State the number of lines that hold the string "Fabrikam", with nothing added.

----------------------------------------

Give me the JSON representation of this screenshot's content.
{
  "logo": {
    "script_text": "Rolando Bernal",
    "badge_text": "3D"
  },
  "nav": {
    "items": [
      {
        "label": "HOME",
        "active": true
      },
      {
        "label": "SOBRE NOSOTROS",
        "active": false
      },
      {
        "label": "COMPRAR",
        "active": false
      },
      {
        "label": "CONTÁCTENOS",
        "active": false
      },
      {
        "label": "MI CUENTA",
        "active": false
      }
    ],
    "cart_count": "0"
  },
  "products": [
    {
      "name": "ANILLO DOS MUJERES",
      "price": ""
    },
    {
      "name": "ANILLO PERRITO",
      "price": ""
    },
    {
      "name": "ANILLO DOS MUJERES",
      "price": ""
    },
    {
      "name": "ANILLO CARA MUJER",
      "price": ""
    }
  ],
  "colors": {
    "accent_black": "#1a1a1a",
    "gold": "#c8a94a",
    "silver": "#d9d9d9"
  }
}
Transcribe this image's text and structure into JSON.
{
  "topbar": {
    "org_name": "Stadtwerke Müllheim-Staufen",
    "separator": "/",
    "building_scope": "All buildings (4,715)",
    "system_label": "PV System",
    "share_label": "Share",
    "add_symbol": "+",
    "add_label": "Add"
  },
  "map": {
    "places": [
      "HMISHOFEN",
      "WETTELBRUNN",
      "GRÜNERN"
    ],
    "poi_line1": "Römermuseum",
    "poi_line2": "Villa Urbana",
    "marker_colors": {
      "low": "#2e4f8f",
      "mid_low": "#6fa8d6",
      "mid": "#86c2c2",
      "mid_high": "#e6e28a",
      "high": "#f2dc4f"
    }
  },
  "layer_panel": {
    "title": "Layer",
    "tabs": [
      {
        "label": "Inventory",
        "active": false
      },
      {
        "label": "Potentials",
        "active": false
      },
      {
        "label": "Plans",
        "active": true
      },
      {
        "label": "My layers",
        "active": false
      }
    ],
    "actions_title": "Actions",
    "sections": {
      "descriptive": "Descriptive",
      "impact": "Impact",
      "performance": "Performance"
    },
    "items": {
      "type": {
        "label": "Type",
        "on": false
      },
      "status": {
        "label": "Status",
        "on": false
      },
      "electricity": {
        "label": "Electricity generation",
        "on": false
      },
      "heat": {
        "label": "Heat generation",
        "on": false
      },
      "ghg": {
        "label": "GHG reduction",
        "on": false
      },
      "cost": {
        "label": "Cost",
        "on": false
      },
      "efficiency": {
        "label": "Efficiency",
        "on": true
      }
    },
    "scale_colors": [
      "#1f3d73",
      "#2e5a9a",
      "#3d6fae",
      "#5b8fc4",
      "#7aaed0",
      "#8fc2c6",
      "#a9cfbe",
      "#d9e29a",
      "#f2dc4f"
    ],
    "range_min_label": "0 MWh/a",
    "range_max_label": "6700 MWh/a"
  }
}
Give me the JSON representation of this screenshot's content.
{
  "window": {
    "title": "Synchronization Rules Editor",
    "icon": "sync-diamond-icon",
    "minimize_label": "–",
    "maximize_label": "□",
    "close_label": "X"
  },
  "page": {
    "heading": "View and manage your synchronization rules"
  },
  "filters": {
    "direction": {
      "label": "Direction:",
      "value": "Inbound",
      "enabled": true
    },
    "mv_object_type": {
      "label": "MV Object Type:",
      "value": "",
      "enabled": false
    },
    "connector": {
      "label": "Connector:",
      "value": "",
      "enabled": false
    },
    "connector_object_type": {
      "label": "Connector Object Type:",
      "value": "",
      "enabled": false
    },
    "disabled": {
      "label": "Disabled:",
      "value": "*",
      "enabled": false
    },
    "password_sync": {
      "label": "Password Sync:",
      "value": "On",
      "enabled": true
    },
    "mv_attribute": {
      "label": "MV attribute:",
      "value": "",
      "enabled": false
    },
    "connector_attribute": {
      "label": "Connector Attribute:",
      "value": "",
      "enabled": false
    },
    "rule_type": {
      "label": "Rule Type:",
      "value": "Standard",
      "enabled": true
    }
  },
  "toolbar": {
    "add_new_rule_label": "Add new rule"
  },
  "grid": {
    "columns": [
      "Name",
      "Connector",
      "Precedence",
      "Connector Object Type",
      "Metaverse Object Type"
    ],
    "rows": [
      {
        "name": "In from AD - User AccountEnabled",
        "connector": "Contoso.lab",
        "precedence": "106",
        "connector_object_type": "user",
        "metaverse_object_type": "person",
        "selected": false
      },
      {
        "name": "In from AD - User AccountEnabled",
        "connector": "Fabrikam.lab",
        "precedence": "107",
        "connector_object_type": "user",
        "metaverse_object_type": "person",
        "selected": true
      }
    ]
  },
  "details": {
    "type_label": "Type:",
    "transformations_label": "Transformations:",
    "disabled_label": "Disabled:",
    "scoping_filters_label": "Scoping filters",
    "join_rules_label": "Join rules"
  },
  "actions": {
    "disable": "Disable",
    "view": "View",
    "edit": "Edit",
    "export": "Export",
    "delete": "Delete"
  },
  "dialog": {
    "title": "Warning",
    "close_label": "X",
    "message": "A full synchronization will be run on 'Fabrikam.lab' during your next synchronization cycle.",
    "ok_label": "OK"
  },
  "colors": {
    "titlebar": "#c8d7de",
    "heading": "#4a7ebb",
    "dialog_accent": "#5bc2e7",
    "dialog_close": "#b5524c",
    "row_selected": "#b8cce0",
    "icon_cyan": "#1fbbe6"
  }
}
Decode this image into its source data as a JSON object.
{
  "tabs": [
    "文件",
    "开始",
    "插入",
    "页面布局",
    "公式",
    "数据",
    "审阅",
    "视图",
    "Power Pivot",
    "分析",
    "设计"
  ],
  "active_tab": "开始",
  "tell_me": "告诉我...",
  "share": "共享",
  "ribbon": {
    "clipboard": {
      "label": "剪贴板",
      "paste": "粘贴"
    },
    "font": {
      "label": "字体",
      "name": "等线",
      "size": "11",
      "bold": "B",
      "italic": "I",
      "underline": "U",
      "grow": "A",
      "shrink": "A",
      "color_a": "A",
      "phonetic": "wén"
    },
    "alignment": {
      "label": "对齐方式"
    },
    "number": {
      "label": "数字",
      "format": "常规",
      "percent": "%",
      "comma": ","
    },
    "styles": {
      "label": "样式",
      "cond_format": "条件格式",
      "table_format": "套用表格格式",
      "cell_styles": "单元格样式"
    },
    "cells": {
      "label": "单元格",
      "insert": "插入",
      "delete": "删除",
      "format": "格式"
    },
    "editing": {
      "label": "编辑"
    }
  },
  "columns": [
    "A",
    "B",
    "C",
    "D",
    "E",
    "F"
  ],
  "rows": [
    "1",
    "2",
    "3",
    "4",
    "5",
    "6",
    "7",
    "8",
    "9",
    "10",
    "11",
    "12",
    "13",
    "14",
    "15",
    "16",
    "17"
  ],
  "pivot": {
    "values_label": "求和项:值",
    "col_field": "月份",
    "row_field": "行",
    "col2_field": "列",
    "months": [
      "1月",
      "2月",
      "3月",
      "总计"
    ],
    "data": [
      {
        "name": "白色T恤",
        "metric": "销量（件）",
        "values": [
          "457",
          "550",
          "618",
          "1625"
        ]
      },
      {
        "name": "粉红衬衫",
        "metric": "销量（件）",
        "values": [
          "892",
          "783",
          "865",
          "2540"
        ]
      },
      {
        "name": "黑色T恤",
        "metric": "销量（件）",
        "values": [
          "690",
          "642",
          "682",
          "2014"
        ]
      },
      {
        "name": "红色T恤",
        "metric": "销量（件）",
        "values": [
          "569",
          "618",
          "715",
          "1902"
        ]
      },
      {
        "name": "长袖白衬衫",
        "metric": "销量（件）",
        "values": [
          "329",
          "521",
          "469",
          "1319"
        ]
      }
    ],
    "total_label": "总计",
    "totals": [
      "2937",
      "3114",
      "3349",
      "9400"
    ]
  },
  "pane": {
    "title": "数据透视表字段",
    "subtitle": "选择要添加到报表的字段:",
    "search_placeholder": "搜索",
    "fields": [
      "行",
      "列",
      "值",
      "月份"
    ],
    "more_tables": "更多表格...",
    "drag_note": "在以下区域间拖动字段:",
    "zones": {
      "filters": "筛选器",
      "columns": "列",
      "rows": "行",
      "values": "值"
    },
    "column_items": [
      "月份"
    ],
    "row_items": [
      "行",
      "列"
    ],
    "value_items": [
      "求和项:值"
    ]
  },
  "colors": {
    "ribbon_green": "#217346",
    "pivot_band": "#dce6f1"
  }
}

----------------------------------------

Result below – 2